• **Task to carry out**
Count the lines below that contain the string "Peak". Report only the number.

• **Source records**
════════════════════
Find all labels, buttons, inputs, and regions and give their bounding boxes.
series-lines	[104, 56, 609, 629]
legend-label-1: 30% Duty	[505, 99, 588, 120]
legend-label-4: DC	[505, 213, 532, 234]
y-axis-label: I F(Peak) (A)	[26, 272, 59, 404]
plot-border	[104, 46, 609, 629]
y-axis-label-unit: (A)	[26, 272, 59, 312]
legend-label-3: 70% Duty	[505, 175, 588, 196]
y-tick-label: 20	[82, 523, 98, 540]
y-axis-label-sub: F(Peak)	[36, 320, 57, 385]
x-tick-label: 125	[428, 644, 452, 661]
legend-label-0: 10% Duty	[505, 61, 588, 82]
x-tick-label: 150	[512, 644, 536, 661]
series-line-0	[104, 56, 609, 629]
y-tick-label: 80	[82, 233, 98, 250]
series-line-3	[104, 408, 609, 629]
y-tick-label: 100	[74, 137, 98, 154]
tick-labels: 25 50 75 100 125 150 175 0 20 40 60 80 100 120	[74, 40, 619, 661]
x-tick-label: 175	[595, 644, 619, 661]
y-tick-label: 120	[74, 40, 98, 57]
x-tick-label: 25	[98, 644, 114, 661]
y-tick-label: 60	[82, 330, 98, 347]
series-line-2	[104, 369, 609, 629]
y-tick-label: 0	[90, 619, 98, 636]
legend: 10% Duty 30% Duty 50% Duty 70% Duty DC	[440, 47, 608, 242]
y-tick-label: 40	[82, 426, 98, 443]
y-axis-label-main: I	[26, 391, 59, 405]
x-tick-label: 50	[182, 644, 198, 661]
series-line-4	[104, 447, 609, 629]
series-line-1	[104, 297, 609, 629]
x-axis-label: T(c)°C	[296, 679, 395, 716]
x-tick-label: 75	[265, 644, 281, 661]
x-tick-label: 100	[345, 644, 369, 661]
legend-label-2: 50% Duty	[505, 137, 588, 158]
════════════════════
• **Exercise solution**
2